**What needs to be done**
No pictures belong in the copy; return exactly the lines from the one with "Serialize everything readable" through the one with "Decode this image", both ends included, and nothing else.

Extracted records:
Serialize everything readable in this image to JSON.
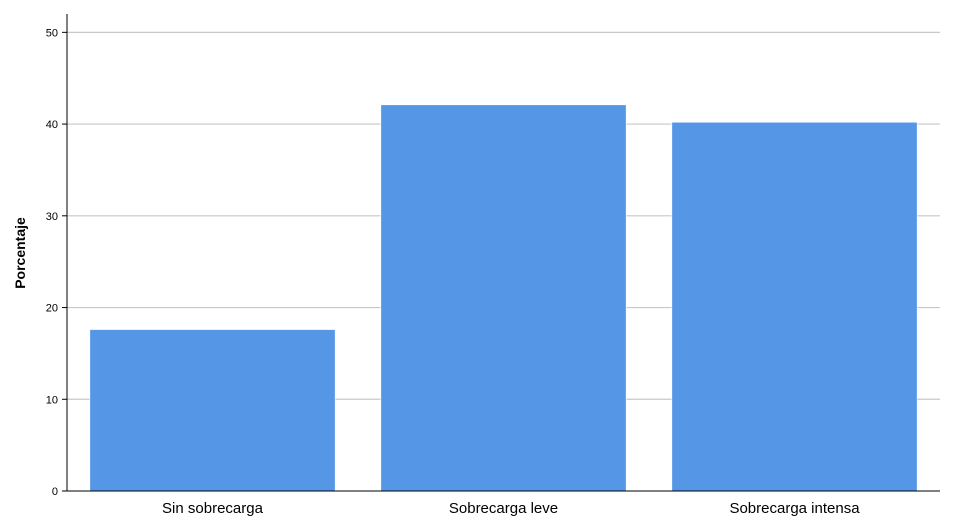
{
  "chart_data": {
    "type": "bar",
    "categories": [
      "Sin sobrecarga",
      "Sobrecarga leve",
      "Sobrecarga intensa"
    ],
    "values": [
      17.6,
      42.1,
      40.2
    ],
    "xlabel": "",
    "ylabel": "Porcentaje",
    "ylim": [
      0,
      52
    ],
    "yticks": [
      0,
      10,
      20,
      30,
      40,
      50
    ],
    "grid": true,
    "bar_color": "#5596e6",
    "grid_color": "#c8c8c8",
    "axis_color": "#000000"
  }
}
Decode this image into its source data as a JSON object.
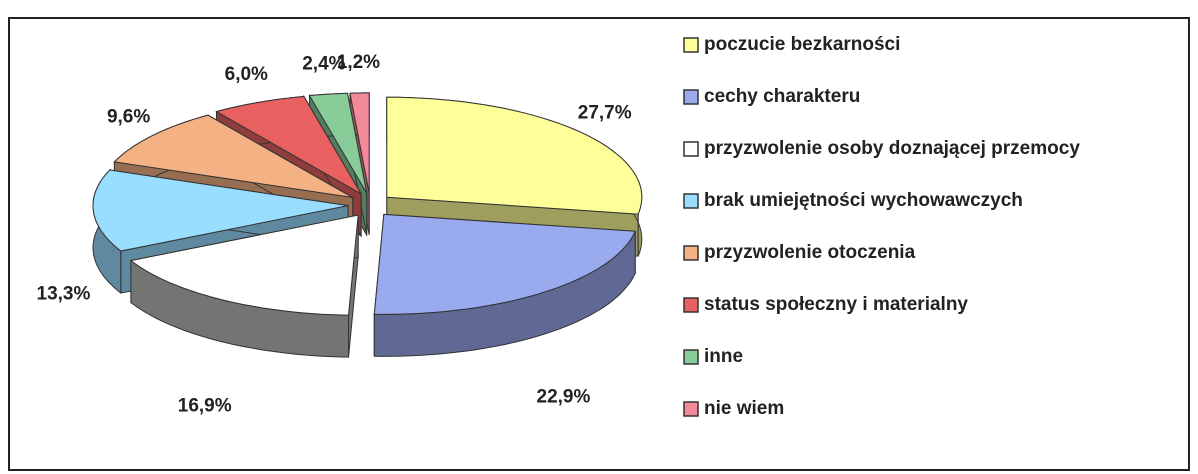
* * *
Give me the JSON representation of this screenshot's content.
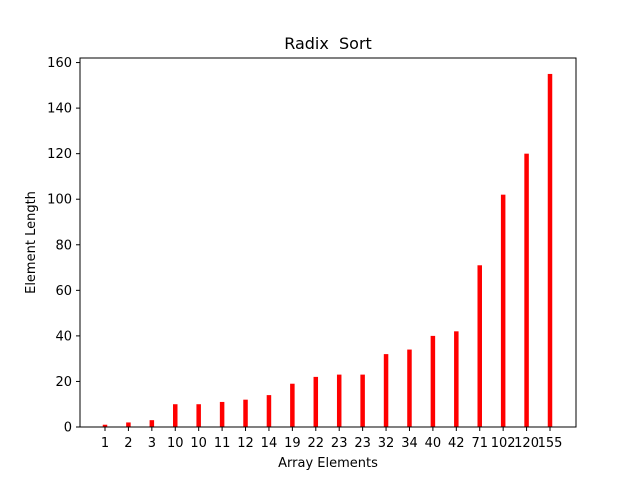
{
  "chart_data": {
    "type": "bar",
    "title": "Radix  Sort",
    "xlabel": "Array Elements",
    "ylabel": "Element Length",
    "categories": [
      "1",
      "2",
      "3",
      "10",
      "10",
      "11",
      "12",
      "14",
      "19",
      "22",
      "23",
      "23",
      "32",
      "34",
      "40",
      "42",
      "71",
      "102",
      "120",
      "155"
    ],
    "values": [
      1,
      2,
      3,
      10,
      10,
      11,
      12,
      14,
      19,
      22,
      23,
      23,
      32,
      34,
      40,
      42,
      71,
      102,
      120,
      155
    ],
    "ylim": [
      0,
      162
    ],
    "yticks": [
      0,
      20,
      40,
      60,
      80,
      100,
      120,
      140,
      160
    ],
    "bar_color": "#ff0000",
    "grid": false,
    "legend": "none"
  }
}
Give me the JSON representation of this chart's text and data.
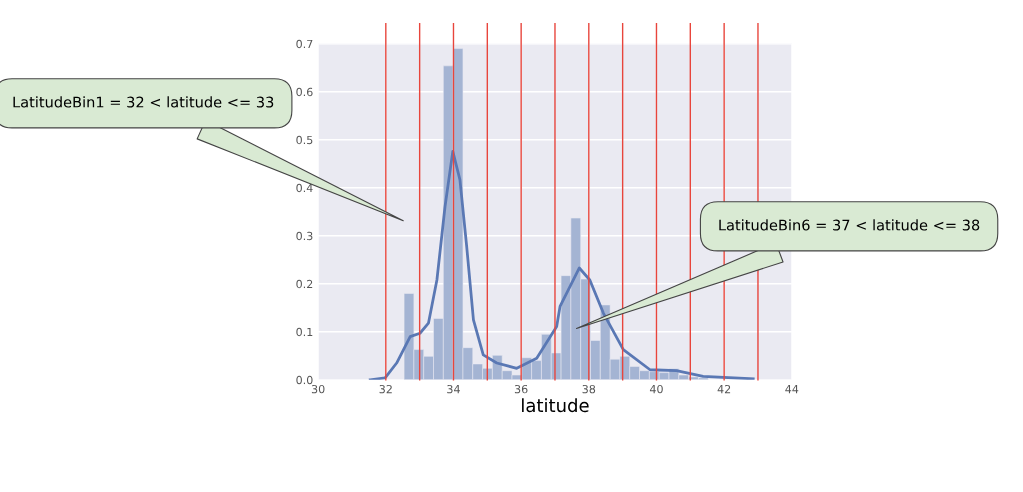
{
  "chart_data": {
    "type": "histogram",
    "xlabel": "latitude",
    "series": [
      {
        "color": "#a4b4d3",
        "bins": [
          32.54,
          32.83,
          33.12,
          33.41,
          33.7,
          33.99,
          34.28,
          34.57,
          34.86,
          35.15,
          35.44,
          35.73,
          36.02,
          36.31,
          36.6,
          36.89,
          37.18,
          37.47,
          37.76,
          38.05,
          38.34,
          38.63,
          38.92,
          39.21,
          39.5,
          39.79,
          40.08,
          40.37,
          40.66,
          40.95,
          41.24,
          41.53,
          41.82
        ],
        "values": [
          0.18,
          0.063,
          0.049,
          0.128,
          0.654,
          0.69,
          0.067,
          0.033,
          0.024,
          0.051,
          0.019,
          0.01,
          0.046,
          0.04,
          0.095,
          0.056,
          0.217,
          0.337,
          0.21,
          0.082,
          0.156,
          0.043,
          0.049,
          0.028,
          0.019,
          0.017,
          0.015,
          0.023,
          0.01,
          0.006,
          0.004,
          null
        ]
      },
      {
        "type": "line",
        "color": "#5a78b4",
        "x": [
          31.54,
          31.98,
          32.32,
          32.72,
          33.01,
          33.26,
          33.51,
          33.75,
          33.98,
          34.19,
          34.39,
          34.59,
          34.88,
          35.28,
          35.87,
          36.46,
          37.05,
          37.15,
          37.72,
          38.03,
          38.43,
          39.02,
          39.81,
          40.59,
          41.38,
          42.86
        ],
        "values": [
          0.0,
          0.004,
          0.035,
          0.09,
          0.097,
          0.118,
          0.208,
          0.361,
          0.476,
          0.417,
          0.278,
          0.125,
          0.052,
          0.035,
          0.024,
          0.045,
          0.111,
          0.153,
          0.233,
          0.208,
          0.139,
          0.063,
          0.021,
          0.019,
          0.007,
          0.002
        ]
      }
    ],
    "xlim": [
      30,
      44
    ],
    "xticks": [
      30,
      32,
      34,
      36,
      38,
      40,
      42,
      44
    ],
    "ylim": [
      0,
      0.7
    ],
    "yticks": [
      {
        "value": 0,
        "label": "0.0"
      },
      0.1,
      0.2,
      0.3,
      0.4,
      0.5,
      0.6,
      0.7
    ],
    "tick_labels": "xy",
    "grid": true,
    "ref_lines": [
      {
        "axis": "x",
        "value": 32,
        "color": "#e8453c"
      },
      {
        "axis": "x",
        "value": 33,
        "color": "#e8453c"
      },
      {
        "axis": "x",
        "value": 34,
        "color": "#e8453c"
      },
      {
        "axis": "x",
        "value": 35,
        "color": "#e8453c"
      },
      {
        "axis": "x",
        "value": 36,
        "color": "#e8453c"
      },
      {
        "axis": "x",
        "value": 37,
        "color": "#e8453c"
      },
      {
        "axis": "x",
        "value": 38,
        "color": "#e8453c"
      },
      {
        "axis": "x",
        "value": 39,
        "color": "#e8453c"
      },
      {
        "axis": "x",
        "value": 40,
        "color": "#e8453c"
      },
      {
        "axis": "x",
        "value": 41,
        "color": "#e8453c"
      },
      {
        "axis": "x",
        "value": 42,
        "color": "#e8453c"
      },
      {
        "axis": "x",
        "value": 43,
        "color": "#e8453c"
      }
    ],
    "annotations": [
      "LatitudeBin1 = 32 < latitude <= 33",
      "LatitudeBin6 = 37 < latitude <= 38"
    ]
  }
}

**Result of the task**
Serialize everything readable in this image to JSON.
{
  "chart_data": {
    "type": "bar",
    "categories": [
      "Sin sobrecarga",
      "Sobrecarga leve",
      "Sobrecarga intensa"
    ],
    "values": [
      17.6,
      42.1,
      40.2
    ],
    "xlabel": "",
    "ylabel": "Porcentaje",
    "ylim": [
      0,
      52
    ],
    "yticks": [
      0,
      10,
      20,
      30,
      40,
      50
    ],
    "grid": true,
    "bar_color": "#5596e6",
    "grid_color": "#c8c8c8",
    "axis_color": "#000000"
  }
}
Decode this image into its source data as a JSON object.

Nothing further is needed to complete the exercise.